▸ **What the exercise asks**: Give again, word for word, only the lines from the one containing "Convert this document image to plain text." through the final line.

[Dataset records]
* Begin *

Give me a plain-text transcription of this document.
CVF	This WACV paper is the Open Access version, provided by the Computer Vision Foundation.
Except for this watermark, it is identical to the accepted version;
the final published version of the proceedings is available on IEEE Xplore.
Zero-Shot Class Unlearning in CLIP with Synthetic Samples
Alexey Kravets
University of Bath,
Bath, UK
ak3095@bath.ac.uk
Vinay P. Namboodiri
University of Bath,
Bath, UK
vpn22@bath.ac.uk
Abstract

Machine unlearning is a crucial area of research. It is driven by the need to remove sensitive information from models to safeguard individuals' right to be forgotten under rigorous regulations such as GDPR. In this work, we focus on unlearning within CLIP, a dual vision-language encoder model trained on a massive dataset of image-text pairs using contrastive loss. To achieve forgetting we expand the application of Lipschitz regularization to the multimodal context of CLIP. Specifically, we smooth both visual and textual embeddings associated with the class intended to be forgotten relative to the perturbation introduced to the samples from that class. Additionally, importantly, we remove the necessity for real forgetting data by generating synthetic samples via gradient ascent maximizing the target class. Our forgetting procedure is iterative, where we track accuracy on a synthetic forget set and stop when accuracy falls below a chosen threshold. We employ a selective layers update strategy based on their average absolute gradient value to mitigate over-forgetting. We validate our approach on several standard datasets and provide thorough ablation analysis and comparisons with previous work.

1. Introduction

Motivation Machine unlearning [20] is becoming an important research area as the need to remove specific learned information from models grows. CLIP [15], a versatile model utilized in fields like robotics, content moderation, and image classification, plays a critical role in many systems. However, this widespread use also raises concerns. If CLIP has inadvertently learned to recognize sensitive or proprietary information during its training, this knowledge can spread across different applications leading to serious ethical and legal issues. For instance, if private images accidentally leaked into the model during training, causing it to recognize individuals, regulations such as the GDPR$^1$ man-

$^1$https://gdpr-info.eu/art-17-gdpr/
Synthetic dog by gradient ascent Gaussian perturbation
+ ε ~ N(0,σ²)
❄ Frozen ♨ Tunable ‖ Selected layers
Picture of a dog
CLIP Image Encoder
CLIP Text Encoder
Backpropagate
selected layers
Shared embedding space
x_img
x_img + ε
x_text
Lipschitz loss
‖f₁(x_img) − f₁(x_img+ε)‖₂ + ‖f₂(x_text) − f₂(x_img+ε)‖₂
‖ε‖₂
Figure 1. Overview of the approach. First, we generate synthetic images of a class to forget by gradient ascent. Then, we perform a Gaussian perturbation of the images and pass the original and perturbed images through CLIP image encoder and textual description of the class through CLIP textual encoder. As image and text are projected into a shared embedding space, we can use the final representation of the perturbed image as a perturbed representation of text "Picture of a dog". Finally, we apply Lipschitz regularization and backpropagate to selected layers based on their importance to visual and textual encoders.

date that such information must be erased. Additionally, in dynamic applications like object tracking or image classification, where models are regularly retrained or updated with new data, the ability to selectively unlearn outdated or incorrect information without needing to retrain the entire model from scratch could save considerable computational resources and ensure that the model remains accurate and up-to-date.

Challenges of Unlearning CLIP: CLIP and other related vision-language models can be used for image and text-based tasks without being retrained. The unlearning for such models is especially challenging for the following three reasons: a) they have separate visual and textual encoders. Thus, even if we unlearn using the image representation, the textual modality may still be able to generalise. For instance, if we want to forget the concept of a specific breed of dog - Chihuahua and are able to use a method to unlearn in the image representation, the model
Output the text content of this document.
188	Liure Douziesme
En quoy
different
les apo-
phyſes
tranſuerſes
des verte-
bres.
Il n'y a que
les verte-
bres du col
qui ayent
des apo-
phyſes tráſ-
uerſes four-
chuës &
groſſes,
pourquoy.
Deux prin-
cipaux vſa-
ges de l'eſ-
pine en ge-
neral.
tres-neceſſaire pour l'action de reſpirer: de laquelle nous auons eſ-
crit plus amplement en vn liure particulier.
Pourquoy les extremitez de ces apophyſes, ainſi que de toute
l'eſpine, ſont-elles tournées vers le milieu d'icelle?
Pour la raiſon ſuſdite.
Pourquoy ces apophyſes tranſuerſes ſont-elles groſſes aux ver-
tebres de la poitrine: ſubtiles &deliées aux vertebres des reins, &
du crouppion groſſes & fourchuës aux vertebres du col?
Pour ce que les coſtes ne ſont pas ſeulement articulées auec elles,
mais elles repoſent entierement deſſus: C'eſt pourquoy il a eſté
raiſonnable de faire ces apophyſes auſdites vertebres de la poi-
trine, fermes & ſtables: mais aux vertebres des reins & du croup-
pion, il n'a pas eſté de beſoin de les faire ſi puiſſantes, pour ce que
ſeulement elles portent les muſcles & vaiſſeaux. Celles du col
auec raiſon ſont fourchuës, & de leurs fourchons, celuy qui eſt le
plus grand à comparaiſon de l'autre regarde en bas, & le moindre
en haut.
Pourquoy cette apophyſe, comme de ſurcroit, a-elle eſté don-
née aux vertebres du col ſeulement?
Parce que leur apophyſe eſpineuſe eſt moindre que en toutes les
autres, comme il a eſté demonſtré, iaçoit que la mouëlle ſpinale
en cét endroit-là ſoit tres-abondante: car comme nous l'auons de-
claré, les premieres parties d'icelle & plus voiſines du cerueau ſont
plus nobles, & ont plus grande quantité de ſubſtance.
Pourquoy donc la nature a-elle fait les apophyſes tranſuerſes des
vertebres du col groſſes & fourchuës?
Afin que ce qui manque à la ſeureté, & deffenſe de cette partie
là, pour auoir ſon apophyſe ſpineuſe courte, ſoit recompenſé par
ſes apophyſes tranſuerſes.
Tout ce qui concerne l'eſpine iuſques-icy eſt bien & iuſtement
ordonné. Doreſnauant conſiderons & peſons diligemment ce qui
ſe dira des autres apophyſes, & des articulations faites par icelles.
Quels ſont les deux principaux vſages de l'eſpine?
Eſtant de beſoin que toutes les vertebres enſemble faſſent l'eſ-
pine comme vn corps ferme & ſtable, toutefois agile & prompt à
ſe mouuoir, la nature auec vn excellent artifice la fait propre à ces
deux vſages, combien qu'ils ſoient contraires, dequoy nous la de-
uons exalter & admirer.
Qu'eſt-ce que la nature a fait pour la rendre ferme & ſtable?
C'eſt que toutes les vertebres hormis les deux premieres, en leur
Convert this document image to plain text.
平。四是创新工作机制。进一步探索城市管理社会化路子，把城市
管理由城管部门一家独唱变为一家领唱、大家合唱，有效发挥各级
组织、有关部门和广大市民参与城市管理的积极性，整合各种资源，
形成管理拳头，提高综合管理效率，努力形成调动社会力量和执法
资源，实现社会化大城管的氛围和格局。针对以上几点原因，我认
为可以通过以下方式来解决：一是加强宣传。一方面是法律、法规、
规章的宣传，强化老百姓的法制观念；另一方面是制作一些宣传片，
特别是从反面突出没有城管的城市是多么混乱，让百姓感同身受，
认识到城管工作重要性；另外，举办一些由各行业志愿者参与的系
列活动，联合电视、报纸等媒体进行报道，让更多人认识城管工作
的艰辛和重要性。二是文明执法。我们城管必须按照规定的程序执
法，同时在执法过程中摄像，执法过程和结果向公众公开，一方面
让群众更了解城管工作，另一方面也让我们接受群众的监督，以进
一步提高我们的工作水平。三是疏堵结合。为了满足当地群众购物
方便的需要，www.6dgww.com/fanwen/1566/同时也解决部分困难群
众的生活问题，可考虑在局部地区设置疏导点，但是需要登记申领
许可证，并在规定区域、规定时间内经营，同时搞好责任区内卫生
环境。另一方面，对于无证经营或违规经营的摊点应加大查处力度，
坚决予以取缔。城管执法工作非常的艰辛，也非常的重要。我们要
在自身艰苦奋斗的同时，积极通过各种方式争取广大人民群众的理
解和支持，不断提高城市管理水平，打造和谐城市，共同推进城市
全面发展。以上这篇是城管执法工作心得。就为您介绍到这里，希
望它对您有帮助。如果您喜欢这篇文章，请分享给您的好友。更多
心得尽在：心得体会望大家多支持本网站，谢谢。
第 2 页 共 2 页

* End *

▸ **Full response**:
Convert this document image to plain text.
平。四是创新工作机制。进一步探索城市管理社会化路子，把城市
管理由城管部门一家独唱变为一家领唱、大家合唱，有效发挥各级
组织、有关部门和广大市民参与城市管理的积极性，整合各种资源，
形成管理拳头，提高综合管理效率，努力形成调动社会力量和执法
资源，实现社会化大城管的氛围和格局。针对以上几点原因，我认
为可以通过以下方式来解决：一是加强宣传。一方面是法律、法规、
规章的宣传，强化老百姓的法制观念；另一方面是制作一些宣传片，
特别是从反面突出没有城管的城市是多么混乱，让百姓感同身受，
认识到城管工作重要性；另外，举办一些由各行业志愿者参与的系
列活动，联合电视、报纸等媒体进行报道，让更多人认识城管工作
的艰辛和重要性。二是文明执法。我们城管必须按照规定的程序执
法，同时在执法过程中摄像，执法过程和结果向公众公开，一方面
让群众更了解城管工作，另一方面也让我们接受群众的监督，以进
一步提高我们的工作水平。三是疏堵结合。为了满足当地群众购物
方便的需要，www.6dgww.com/fanwen/1566/同时也解决部分困难群
众的生活问题，可考虑在局部地区设置疏导点，但是需要登记申领
许可证，并在规定区域、规定时间内经营，同时搞好责任区内卫生
环境。另一方面，对于无证经营或违规经营的摊点应加大查处力度，
坚决予以取缔。城管执法工作非常的艰辛，也非常的重要。我们要
在自身艰苦奋斗的同时，积极通过各种方式争取广大人民群众的理
解和支持，不断提高城市管理水平，打造和谐城市，共同推进城市
全面发展。以上这篇是城管执法工作心得。就为您介绍到这里，希
望它对您有帮助。如果您喜欢这篇文章，请分享给您的好友。更多
心得尽在：心得体会望大家多支持本网站，谢谢。
第 2 页 共 2 页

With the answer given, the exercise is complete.